» What you are asked to do: The records that follow are to be repeated exactly, with the pictures removed.

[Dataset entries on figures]
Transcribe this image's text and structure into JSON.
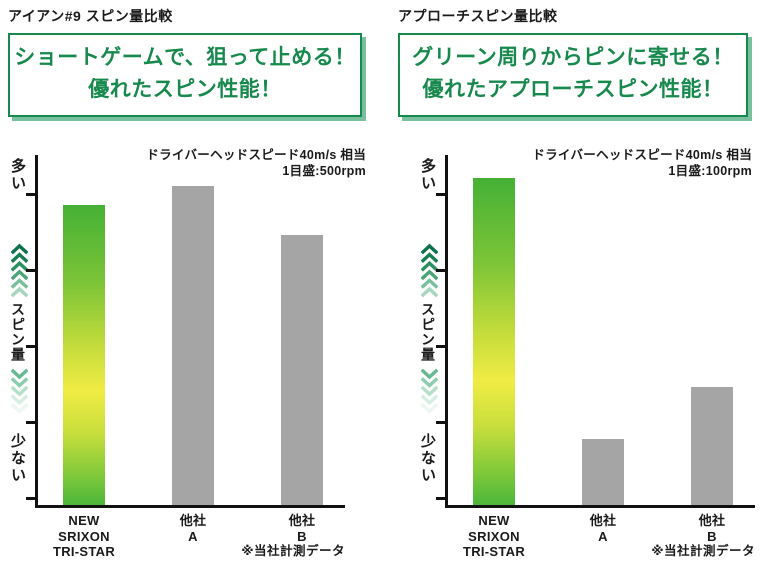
{
  "panels": [
    {
      "title": "アイアン#9 スピン量比較",
      "headline": [
        "ショートゲームで、狙って止める！",
        "優れたスピン性能！"
      ],
      "annotation": [
        "ドライバーヘッドスピード40m/s 相当",
        "1目盛:500rpm"
      ],
      "axis": {
        "top": "多い",
        "mid": "スピン量",
        "bottom": "少ない"
      },
      "footnote": "※当社計測データ"
    },
    {
      "title": "アプローチスピン量比較",
      "headline": [
        "グリーン周りからピンに寄せる！",
        "優れたアプローチスピン性能！"
      ],
      "annotation": [
        "ドライバーヘッドスピード40m/s 相当",
        "1目盛:100rpm"
      ],
      "axis": {
        "top": "多い",
        "mid": "スピン量",
        "bottom": "少ない"
      },
      "footnote": "※当社計測データ"
    }
  ],
  "chart_data": [
    {
      "type": "bar",
      "title": "アイアン#9 スピン量比較",
      "condition": "ドライバーヘッドスピード40m/s 相当",
      "tick_label": "1目盛:500rpm",
      "rpm_per_tick": 500,
      "categories": [
        [
          "NEW",
          "SRIXON",
          "TRI-STAR"
        ],
        [
          "他社",
          "A"
        ],
        [
          "他社",
          "B"
        ]
      ],
      "values_ticks": [
        3.95,
        4.2,
        3.55
      ],
      "values_rpm_relative": [
        1975,
        2100,
        1775
      ],
      "ylabel_top": "多い",
      "ylabel_mid": "スピン量",
      "ylabel_bottom": "少ない",
      "legend_position": "none",
      "grid": false,
      "footnote": "※当社計測データ"
    },
    {
      "type": "bar",
      "title": "アプローチスピン量比較",
      "condition": "ドライバーヘッドスピード40m/s 相当",
      "tick_label": "1目盛:100rpm",
      "rpm_per_tick": 100,
      "categories": [
        [
          "NEW",
          "SRIXON",
          "TRI-STAR"
        ],
        [
          "他社",
          "A"
        ],
        [
          "他社",
          "B"
        ]
      ],
      "values_ticks": [
        4.3,
        0.87,
        1.55
      ],
      "values_rpm_relative": [
        430,
        87,
        155
      ],
      "ylabel_top": "多い",
      "ylabel_mid": "スピン量",
      "ylabel_bottom": "少ない",
      "legend_position": "none",
      "grid": false,
      "footnote": "※当社計測データ"
    }
  ],
  "colors": {
    "accent_green": "#17894d",
    "box_shadow_green": "#79c09e",
    "bar_gray": "#a5a5a5",
    "bar_gradient_top": "#45b135",
    "bar_gradient_mid": "#f0ec44",
    "bar_gradient_bottom": "#4cb63a",
    "axis_black": "#111111",
    "chevron_up": [
      "#0c724b",
      "#177d51",
      "#2b905f",
      "#4aa578",
      "#79bf9b",
      "#a6d6bf"
    ],
    "chevron_down": [
      "#66b993",
      "#8cccaf",
      "#b4dfc9",
      "#d6eee2",
      "#edf7f1"
    ]
  }
}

» Solution for this problem:
Transcribe this image's text and structure into JSON.
{
  "panels": [
    {
      "title": "アイアン#9 スピン量比較",
      "headline": [
        "ショートゲームで、狙って止める！",
        "優れたスピン性能！"
      ],
      "annotation": [
        "ドライバーヘッドスピード40m/s 相当",
        "1目盛:500rpm"
      ],
      "axis": {
        "top": "多い",
        "mid": "スピン量",
        "bottom": "少ない"
      },
      "footnote": "※当社計測データ"
    },
    {
      "title": "アプローチスピン量比較",
      "headline": [
        "グリーン周りからピンに寄せる！",
        "優れたアプローチスピン性能！"
      ],
      "annotation": [
        "ドライバーヘッドスピード40m/s 相当",
        "1目盛:100rpm"
      ],
      "axis": {
        "top": "多い",
        "mid": "スピン量",
        "bottom": "少ない"
      },
      "footnote": "※当社計測データ"
    }
  ],
  "chart_data": [
    {
      "type": "bar",
      "title": "アイアン#9 スピン量比較",
      "condition": "ドライバーヘッドスピード40m/s 相当",
      "tick_label": "1目盛:500rpm",
      "rpm_per_tick": 500,
      "categories": [
        [
          "NEW",
          "SRIXON",
          "TRI-STAR"
        ],
        [
          "他社",
          "A"
        ],
        [
          "他社",
          "B"
        ]
      ],
      "values_ticks": [
        3.95,
        4.2,
        3.55
      ],
      "values_rpm_relative": [
        1975,
        2100,
        1775
      ],
      "ylabel_top": "多い",
      "ylabel_mid": "スピン量",
      "ylabel_bottom": "少ない",
      "legend_position": "none",
      "grid": false,
      "footnote": "※当社計測データ"
    },
    {
      "type": "bar",
      "title": "アプローチスピン量比較",
      "condition": "ドライバーヘッドスピード40m/s 相当",
      "tick_label": "1目盛:100rpm",
      "rpm_per_tick": 100,
      "categories": [
        [
          "NEW",
          "SRIXON",
          "TRI-STAR"
        ],
        [
          "他社",
          "A"
        ],
        [
          "他社",
          "B"
        ]
      ],
      "values_ticks": [
        4.3,
        0.87,
        1.55
      ],
      "values_rpm_relative": [
        430,
        87,
        155
      ],
      "ylabel_top": "多い",
      "ylabel_mid": "スピン量",
      "ylabel_bottom": "少ない",
      "legend_position": "none",
      "grid": false,
      "footnote": "※当社計測データ"
    }
  ],
  "colors": {
    "accent_green": "#17894d",
    "box_shadow_green": "#79c09e",
    "bar_gray": "#a5a5a5",
    "bar_gradient_top": "#45b135",
    "bar_gradient_mid": "#f0ec44",
    "bar_gradient_bottom": "#4cb63a",
    "axis_black": "#111111",
    "chevron_up": [
      "#0c724b",
      "#177d51",
      "#2b905f",
      "#4aa578",
      "#79bf9b",
      "#a6d6bf"
    ],
    "chevron_down": [
      "#66b993",
      "#8cccaf",
      "#b4dfc9",
      "#d6eee2",
      "#edf7f1"
    ]
  }
}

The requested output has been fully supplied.